EXERCISE DESCRIPTION -
Transcribe the lines exactly, beginning with the one that contains "What's the underlying" and ending with the final line of the records. Do not transcribe pictures.

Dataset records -
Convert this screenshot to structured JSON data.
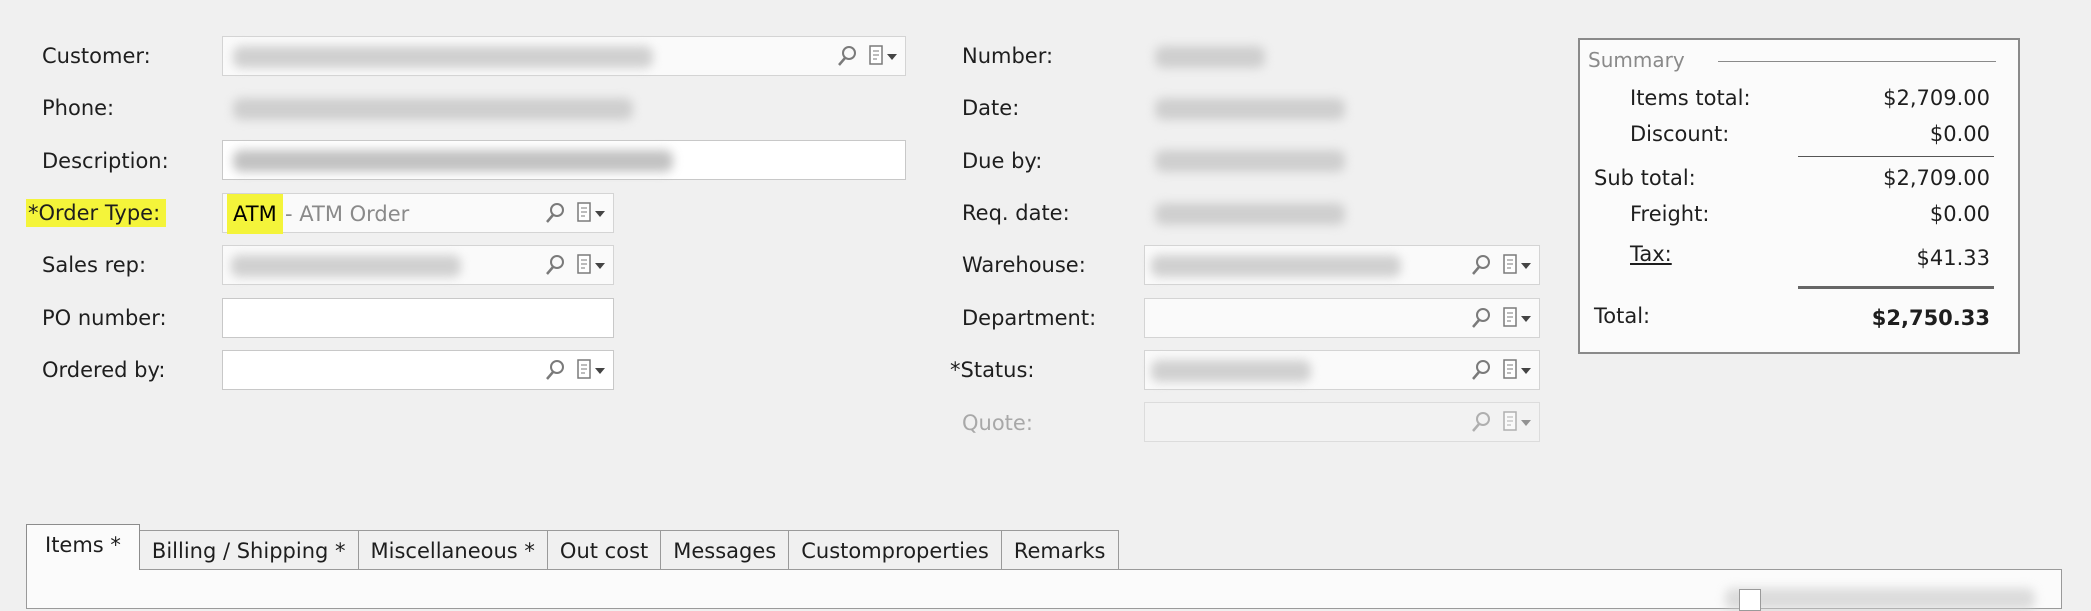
{
  "form": {
    "left_labels": {
      "customer": "Customer:",
      "phone": "Phone:",
      "description": "Description:",
      "order_type": "*Order Type:",
      "sales_rep": "Sales rep:",
      "po_number": "PO number:",
      "ordered_by": "Ordered by:"
    },
    "order_type": {
      "code": "ATM",
      "description": "- ATM Order"
    },
    "right_labels": {
      "number": "Number:",
      "date": "Date:",
      "due_by": "Due by:",
      "req_date": "Req. date:",
      "warehouse": "Warehouse:",
      "department": "Department:",
      "status": "*Status:",
      "quote": "Quote:"
    },
    "icons": {
      "lookup": "magnifier-icon",
      "picker": "picker-dropdown-icon"
    },
    "highlight_color": "#f4f43a"
  },
  "summary": {
    "legend": "Summary",
    "items_total_label": "Items total:",
    "items_total": "$2,709.00",
    "discount_label": "Discount:",
    "discount": "$0.00",
    "sub_total_label": "Sub total:",
    "sub_total": "$2,709.00",
    "freight_label": "Freight:",
    "freight": "$0.00",
    "tax_label": "Tax:",
    "tax": "$41.33",
    "total_label": "Total:",
    "total": "$2,750.33"
  },
  "tabs": [
    {
      "label": "Items *"
    },
    {
      "label": "Billing / Shipping *"
    },
    {
      "label": "Miscellaneous *"
    },
    {
      "label": "Out cost"
    },
    {
      "label": "Messages"
    },
    {
      "label": "Customproperties"
    },
    {
      "label": "Remarks"
    }
  ]
}
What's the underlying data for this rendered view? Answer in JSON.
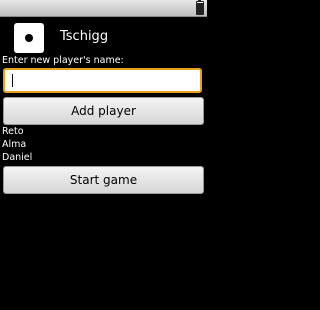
{
  "status_bar": {
    "time": "",
    "battery_level": 0.9
  },
  "app": {
    "title": "Tschigg",
    "icon": "dice-one-icon"
  },
  "form": {
    "name_label": "Enter new player's name:",
    "name_value": "",
    "name_placeholder": ""
  },
  "buttons": {
    "add_player": "Add player",
    "start_game": "Start game"
  },
  "players": [
    "Reto",
    "Alma",
    "Daniel"
  ]
}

SOLUTION -
What's the underlying data for this rendered view? Answer in JSON.
{
  "status_bar": {
    "time": "",
    "battery_level": 0.9
  },
  "app": {
    "title": "Tschigg",
    "icon": "dice-one-icon"
  },
  "form": {
    "name_label": "Enter new player's name:",
    "name_value": "",
    "name_placeholder": ""
  },
  "buttons": {
    "add_player": "Add player",
    "start_game": "Start game"
  },
  "players": [
    "Reto",
    "Alma",
    "Daniel"
  ]
}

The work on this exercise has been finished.